- Listed entries -

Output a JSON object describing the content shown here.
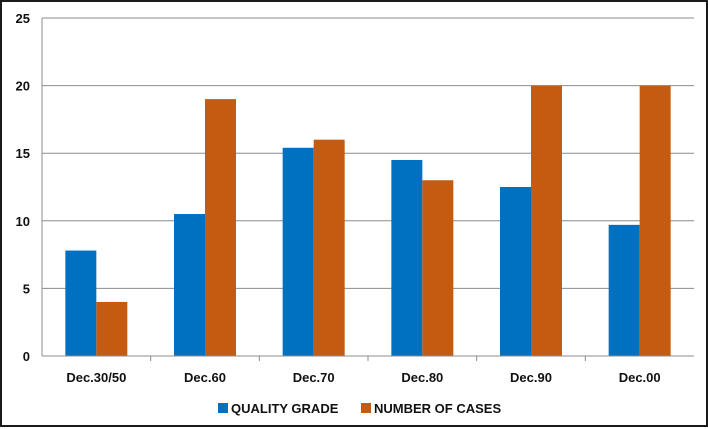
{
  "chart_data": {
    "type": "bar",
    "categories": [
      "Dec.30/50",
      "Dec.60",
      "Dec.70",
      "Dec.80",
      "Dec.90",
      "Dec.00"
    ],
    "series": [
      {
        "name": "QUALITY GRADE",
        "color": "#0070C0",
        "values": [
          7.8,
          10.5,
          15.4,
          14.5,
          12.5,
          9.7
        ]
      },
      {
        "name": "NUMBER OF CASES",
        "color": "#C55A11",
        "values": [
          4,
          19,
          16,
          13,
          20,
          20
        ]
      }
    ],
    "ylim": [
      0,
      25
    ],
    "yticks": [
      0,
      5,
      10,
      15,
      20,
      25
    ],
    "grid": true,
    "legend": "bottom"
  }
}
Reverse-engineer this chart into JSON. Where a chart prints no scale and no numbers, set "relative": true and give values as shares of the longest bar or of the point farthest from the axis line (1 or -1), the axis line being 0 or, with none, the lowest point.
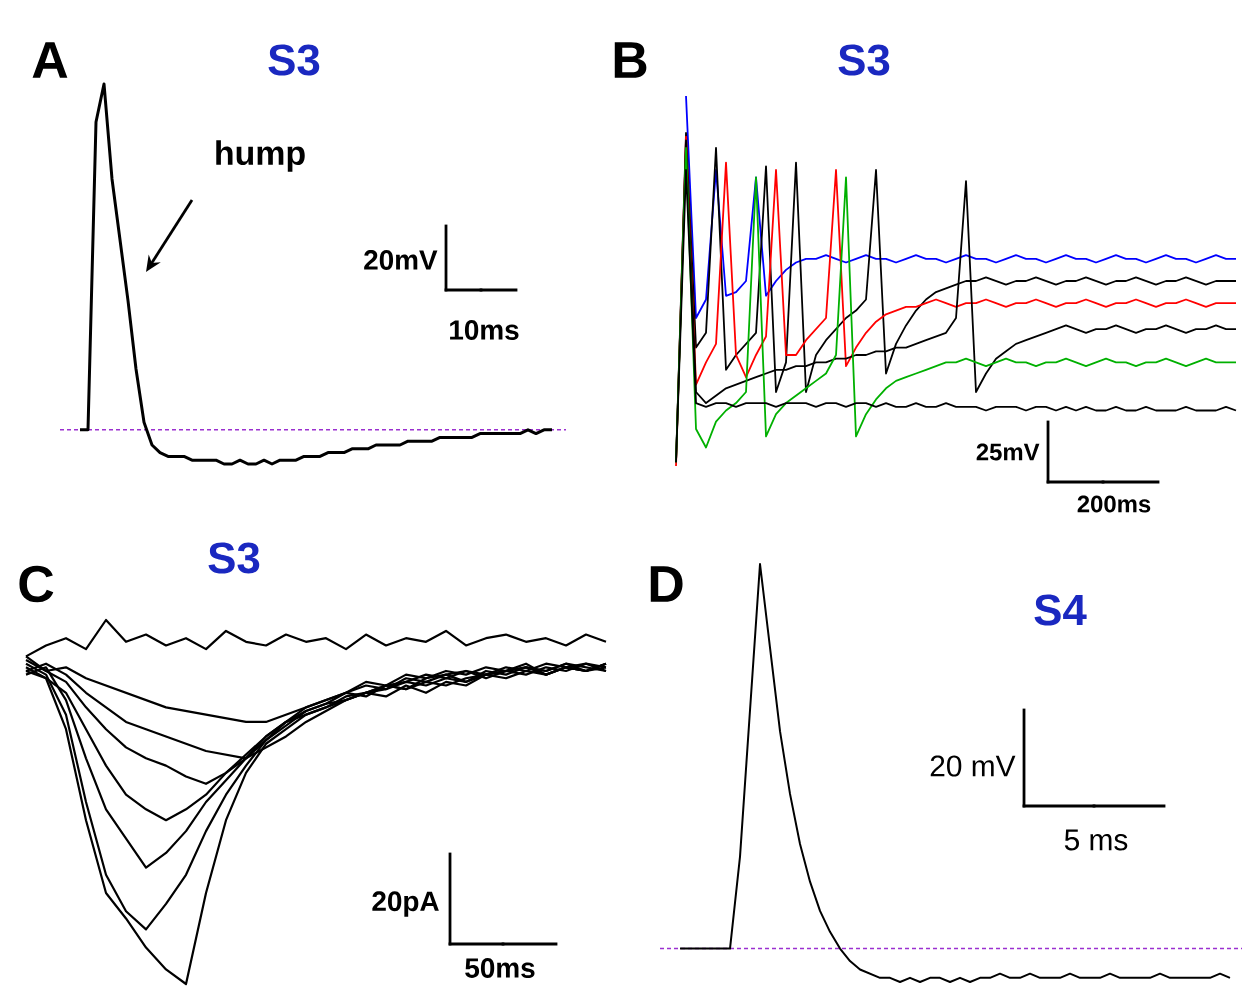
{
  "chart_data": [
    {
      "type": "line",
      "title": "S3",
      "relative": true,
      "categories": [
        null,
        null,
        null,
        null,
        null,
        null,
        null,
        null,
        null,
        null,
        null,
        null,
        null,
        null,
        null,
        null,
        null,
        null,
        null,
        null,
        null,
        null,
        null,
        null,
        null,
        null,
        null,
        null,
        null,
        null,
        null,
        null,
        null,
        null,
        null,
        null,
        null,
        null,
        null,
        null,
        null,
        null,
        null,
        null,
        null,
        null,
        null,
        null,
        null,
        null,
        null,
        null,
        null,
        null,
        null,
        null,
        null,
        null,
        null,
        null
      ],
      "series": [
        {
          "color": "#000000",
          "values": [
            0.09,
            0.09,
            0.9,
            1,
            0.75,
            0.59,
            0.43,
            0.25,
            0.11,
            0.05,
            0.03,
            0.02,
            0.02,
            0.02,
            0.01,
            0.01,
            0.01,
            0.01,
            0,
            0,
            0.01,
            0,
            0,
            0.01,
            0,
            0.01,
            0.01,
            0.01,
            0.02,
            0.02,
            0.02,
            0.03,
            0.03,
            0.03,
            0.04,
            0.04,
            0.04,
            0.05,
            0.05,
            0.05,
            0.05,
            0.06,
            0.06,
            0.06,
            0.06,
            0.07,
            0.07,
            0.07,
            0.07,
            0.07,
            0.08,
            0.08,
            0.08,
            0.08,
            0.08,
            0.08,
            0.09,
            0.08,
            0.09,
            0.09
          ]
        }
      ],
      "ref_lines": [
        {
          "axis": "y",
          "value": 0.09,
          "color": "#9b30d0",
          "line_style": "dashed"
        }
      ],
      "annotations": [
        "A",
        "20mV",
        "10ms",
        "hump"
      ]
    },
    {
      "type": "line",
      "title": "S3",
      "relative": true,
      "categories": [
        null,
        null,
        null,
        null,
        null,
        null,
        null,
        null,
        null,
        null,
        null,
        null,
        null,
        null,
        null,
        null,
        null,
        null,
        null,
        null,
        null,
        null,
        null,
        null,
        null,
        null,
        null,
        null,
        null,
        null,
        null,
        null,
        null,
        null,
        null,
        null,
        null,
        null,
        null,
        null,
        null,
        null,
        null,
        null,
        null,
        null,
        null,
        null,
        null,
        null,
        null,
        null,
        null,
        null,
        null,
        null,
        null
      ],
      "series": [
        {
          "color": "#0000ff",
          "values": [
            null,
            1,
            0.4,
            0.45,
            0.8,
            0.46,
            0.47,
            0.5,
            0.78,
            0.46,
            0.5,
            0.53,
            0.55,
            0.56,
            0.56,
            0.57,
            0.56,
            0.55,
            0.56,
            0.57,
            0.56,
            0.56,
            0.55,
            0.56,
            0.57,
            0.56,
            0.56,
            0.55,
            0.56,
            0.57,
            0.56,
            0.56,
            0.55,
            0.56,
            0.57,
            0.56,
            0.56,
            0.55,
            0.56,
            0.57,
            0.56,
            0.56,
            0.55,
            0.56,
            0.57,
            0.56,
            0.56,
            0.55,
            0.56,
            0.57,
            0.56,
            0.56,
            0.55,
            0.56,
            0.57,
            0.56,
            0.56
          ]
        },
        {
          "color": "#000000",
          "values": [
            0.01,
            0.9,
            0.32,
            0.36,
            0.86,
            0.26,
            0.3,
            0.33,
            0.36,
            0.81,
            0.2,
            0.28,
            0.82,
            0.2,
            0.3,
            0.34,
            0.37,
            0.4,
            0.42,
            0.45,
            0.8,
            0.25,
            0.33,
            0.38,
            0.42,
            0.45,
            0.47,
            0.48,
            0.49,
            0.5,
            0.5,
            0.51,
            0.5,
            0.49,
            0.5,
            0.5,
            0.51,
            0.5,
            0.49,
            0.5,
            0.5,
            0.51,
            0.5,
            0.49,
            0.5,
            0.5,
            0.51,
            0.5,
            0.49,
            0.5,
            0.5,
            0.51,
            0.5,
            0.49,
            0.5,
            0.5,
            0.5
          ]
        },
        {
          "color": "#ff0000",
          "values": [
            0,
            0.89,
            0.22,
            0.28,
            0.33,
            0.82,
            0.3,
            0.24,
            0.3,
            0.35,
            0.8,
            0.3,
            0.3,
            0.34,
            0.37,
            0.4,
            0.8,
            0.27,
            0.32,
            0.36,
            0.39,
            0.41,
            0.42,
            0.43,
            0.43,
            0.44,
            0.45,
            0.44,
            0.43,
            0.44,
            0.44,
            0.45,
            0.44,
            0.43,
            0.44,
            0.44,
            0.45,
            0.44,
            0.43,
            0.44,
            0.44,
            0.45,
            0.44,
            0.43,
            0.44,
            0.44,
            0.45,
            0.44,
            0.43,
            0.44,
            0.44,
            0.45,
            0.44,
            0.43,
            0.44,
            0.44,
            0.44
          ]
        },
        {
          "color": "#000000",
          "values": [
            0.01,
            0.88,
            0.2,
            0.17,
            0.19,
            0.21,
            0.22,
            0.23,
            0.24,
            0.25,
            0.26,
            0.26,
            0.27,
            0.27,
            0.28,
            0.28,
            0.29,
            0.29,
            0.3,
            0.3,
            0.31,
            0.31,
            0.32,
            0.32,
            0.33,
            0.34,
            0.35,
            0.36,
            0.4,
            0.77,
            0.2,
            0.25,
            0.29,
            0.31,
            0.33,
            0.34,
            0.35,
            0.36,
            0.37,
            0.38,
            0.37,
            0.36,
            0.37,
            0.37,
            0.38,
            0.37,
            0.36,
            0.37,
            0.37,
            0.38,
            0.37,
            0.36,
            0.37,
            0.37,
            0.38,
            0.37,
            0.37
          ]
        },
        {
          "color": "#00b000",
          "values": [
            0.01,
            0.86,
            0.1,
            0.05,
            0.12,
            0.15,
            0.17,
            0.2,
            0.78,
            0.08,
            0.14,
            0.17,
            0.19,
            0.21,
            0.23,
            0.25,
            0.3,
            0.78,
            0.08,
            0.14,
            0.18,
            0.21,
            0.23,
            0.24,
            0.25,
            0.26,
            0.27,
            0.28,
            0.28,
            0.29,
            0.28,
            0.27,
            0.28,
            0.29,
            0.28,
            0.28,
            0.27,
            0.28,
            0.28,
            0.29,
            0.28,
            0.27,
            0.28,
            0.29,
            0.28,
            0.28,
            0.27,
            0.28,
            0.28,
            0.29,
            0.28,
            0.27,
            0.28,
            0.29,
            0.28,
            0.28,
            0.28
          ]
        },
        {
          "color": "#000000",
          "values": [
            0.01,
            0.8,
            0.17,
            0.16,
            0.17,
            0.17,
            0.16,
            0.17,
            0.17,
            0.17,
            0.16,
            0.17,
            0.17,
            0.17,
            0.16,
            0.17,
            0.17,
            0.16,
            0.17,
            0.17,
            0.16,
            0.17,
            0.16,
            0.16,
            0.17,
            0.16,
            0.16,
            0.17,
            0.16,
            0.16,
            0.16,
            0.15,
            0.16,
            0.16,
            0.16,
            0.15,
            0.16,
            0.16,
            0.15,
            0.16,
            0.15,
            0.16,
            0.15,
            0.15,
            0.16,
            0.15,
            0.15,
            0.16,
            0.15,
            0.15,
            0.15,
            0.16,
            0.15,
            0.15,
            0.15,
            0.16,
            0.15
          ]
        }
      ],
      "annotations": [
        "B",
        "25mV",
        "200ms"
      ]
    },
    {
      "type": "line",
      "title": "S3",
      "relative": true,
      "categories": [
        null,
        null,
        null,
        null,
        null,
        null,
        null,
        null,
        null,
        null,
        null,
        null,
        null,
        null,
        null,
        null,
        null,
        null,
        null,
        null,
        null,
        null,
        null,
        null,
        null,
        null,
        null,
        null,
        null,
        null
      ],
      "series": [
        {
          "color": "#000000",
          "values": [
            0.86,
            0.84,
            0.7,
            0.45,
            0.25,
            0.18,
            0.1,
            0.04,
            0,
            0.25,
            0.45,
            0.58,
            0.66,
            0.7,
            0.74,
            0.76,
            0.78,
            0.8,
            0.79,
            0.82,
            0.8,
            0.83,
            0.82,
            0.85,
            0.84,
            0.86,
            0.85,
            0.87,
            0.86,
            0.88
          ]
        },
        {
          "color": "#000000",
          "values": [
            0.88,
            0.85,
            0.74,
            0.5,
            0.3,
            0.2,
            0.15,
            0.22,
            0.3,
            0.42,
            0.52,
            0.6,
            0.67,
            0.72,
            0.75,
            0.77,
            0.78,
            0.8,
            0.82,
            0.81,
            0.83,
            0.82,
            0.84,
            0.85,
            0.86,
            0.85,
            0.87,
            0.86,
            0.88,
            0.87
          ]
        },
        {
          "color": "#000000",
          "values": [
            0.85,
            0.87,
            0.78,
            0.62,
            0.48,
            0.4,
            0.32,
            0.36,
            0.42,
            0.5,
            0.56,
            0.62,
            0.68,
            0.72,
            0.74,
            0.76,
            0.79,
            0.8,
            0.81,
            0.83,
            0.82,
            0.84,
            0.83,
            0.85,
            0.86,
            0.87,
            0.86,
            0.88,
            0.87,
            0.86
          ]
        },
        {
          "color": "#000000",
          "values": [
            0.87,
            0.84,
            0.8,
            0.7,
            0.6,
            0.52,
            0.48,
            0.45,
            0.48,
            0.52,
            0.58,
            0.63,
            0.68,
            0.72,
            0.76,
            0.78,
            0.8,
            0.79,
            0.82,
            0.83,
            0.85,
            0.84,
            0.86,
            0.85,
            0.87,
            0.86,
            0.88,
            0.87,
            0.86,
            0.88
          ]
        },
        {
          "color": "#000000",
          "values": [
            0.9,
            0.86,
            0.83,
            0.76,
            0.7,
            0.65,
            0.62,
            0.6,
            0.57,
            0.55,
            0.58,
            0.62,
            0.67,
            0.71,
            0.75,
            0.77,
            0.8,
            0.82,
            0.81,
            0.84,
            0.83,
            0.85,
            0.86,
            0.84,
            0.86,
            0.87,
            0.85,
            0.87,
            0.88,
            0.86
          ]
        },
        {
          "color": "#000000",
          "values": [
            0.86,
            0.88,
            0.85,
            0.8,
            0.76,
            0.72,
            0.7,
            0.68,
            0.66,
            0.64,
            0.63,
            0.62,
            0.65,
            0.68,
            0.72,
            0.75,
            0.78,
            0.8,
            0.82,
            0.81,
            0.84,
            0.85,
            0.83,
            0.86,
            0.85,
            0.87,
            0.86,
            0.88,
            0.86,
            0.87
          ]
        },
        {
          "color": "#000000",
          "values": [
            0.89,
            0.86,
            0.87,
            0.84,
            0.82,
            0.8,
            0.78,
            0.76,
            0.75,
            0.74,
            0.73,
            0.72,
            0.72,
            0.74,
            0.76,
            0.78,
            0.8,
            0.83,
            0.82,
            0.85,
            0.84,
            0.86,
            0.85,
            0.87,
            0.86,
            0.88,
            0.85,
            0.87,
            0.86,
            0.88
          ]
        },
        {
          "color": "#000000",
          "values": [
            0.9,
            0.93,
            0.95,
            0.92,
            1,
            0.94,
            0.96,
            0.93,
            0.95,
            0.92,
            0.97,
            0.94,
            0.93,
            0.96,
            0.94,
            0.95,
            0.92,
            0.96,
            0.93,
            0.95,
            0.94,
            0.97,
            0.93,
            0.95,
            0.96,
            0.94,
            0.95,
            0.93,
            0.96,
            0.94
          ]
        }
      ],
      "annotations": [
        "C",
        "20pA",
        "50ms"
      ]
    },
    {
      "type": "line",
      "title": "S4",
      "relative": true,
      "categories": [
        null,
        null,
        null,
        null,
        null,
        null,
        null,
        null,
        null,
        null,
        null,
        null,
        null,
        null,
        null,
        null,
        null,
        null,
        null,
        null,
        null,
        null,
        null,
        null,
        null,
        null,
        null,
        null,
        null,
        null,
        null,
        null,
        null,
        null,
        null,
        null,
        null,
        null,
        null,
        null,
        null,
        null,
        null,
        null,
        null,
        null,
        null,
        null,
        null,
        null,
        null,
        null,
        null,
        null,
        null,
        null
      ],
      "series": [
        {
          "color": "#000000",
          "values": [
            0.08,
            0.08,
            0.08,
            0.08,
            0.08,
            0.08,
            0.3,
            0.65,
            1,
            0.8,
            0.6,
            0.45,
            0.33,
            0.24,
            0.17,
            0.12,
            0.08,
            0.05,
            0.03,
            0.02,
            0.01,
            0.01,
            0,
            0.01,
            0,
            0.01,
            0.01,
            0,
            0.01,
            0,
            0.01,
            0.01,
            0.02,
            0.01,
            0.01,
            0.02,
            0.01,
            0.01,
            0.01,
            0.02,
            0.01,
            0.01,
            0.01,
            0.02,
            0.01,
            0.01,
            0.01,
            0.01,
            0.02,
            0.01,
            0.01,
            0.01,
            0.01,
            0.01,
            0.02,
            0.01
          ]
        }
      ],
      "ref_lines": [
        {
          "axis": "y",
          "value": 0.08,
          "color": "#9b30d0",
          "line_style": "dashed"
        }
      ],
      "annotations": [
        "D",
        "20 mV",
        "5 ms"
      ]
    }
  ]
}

- Short problem -
Copy out every line of the data that includes "name".

- Answer -
        "name": "QUALITY GRADE",
        "name": "NUMBER OF CASES",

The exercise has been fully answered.